[Entries taken from a collection]
⁂

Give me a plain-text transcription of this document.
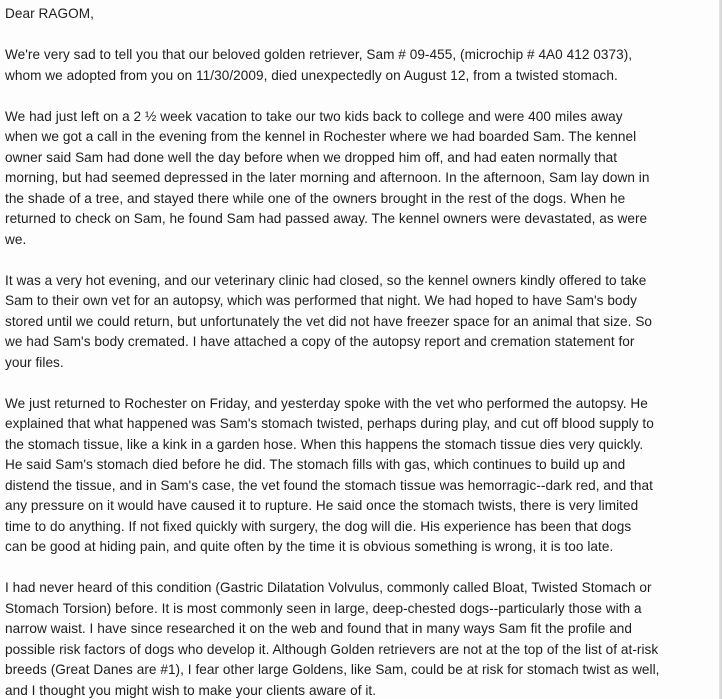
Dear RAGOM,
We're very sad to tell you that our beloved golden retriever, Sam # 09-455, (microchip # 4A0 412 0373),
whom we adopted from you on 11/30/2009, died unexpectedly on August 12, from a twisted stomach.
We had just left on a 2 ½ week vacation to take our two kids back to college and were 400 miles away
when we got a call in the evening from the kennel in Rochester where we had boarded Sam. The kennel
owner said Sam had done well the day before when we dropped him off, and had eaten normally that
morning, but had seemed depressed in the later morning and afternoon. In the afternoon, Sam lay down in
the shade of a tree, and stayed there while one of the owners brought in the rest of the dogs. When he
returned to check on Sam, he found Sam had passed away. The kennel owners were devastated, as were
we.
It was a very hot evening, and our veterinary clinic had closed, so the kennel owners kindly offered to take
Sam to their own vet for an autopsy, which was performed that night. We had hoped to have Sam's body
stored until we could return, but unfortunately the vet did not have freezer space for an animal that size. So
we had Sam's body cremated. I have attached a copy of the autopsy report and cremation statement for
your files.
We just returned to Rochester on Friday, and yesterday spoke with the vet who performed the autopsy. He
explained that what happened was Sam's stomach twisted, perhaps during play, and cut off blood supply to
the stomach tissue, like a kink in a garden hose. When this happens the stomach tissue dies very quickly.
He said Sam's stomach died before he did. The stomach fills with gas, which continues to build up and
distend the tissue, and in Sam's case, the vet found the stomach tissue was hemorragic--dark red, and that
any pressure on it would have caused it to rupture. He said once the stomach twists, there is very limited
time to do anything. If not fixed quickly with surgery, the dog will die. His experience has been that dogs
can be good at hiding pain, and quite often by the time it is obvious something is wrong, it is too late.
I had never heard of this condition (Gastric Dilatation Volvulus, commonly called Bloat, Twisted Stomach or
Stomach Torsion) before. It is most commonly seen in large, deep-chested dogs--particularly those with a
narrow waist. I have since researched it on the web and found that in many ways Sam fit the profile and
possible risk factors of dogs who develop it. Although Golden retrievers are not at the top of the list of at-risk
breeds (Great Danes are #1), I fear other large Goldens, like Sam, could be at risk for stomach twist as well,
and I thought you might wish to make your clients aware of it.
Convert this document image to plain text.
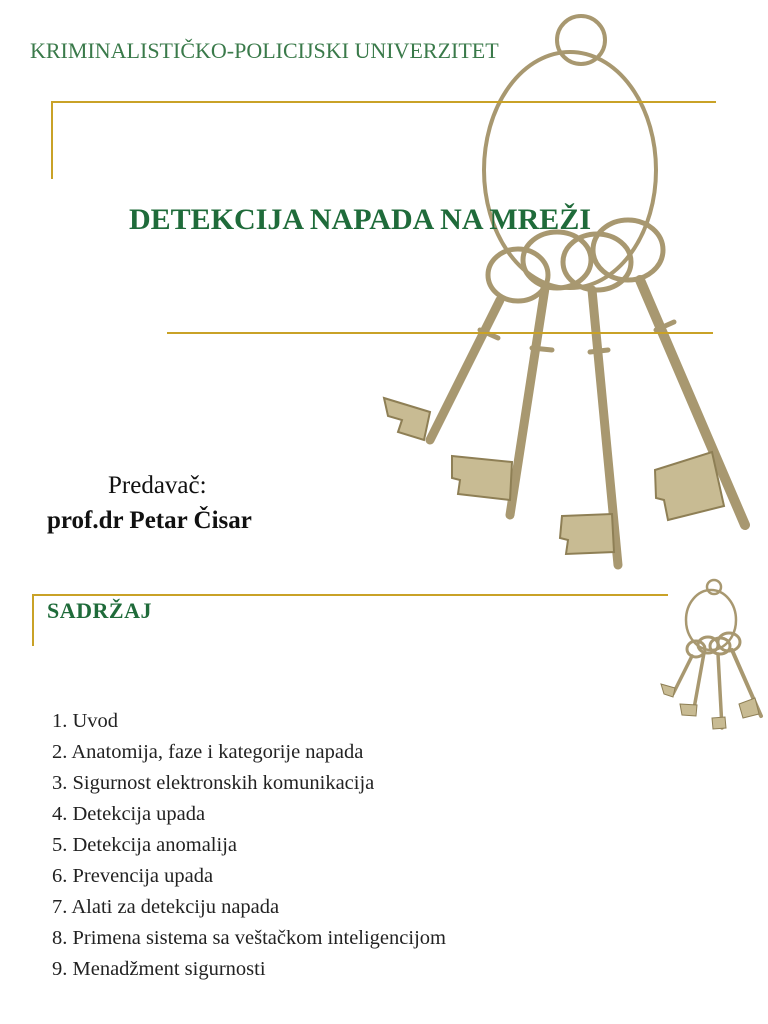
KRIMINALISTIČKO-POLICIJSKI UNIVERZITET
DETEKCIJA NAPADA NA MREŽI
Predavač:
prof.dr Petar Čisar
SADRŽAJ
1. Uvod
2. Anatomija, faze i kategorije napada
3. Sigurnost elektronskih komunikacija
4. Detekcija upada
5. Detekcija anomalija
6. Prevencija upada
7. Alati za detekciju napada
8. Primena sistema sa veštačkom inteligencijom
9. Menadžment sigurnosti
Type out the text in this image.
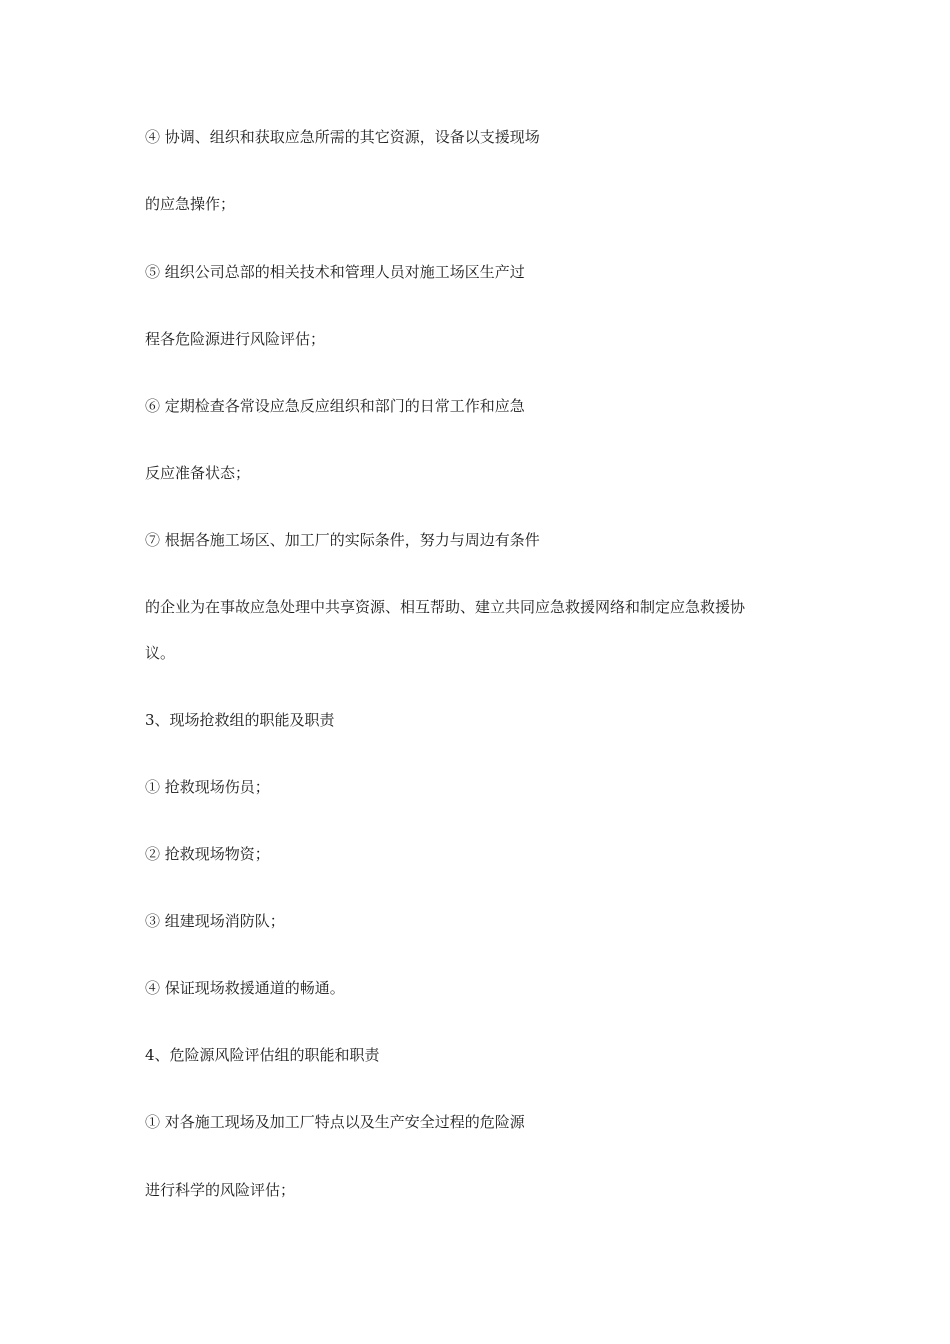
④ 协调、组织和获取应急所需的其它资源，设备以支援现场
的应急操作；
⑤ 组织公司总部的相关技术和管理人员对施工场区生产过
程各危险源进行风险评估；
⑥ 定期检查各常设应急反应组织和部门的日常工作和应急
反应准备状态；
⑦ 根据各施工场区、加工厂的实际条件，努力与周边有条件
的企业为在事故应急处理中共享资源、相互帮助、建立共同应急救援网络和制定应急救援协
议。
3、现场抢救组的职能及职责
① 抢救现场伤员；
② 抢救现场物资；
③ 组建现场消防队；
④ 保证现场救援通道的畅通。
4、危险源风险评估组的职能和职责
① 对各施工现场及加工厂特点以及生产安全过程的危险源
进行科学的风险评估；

⁂

All of the material above is to be copied exactly, except for its images.

» **Exercise result**
Give me a plain-text transcription of this document.
Dear RAGOM,
We're very sad to tell you that our beloved golden retriever, Sam # 09-455, (microchip # 4A0 412 0373),
whom we adopted from you on 11/30/2009, died unexpectedly on August 12, from a twisted stomach.
We had just left on a 2 ½ week vacation to take our two kids back to college and were 400 miles away
when we got a call in the evening from the kennel in Rochester where we had boarded Sam. The kennel
owner said Sam had done well the day before when we dropped him off, and had eaten normally that
morning, but had seemed depressed in the later morning and afternoon. In the afternoon, Sam lay down in
the shade of a tree, and stayed there while one of the owners brought in the rest of the dogs. When he
returned to check on Sam, he found Sam had passed away. The kennel owners were devastated, as were
we.
It was a very hot evening, and our veterinary clinic had closed, so the kennel owners kindly offered to take
Sam to their own vet for an autopsy, which was performed that night. We had hoped to have Sam's body
stored until we could return, but unfortunately the vet did not have freezer space for an animal that size. So
we had Sam's body cremated. I have attached a copy of the autopsy report and cremation statement for
your files.
We just returned to Rochester on Friday, and yesterday spoke with the vet who performed the autopsy. He
explained that what happened was Sam's stomach twisted, perhaps during play, and cut off blood supply to
the stomach tissue, like a kink in a garden hose. When this happens the stomach tissue dies very quickly.
He said Sam's stomach died before he did. The stomach fills with gas, which continues to build up and
distend the tissue, and in Sam's case, the vet found the stomach tissue was hemorragic--dark red, and that
any pressure on it would have caused it to rupture. He said once the stomach twists, there is very limited
time to do anything. If not fixed quickly with surgery, the dog will die. His experience has been that dogs
can be good at hiding pain, and quite often by the time it is obvious something is wrong, it is too late.
I had never heard of this condition (Gastric Dilatation Volvulus, commonly called Bloat, Twisted Stomach or
Stomach Torsion) before. It is most commonly seen in large, deep-chested dogs--particularly those with a
narrow waist. I have since researched it on the web and found that in many ways Sam fit the profile and
possible risk factors of dogs who develop it. Although Golden retrievers are not at the top of the list of at-risk
breeds (Great Danes are #1), I fear other large Goldens, like Sam, could be at risk for stomach twist as well,
and I thought you might wish to make your clients aware of it.
Convert this document image to plain text.
KRIMINALISTIČKO-POLICIJSKI UNIVERZITET
DETEKCIJA NAPADA NA MREŽI
Predavač:
prof.dr Petar Čisar
SADRŽAJ
1. Uvod
2. Anatomija, faze i kategorije napada
3. Sigurnost elektronskih komunikacija
4. Detekcija upada
5. Detekcija anomalija
6. Prevencija upada
7. Alati za detekciju napada
8. Primena sistema sa veštačkom inteligencijom
9. Menadžment sigurnosti
Type out the text in this image.
④ 协调、组织和获取应急所需的其它资源，设备以支援现场
的应急操作；
⑤ 组织公司总部的相关技术和管理人员对施工场区生产过
程各危险源进行风险评估；
⑥ 定期检查各常设应急反应组织和部门的日常工作和应急
反应准备状态；
⑦ 根据各施工场区、加工厂的实际条件，努力与周边有条件
的企业为在事故应急处理中共享资源、相互帮助、建立共同应急救援网络和制定应急救援协
议。
3、现场抢救组的职能及职责
① 抢救现场伤员；
② 抢救现场物资；
③ 组建现场消防队；
④ 保证现场救援通道的畅通。
4、危险源风险评估组的职能和职责
① 对各施工现场及加工厂特点以及生产安全过程的危险源
进行科学的风险评估；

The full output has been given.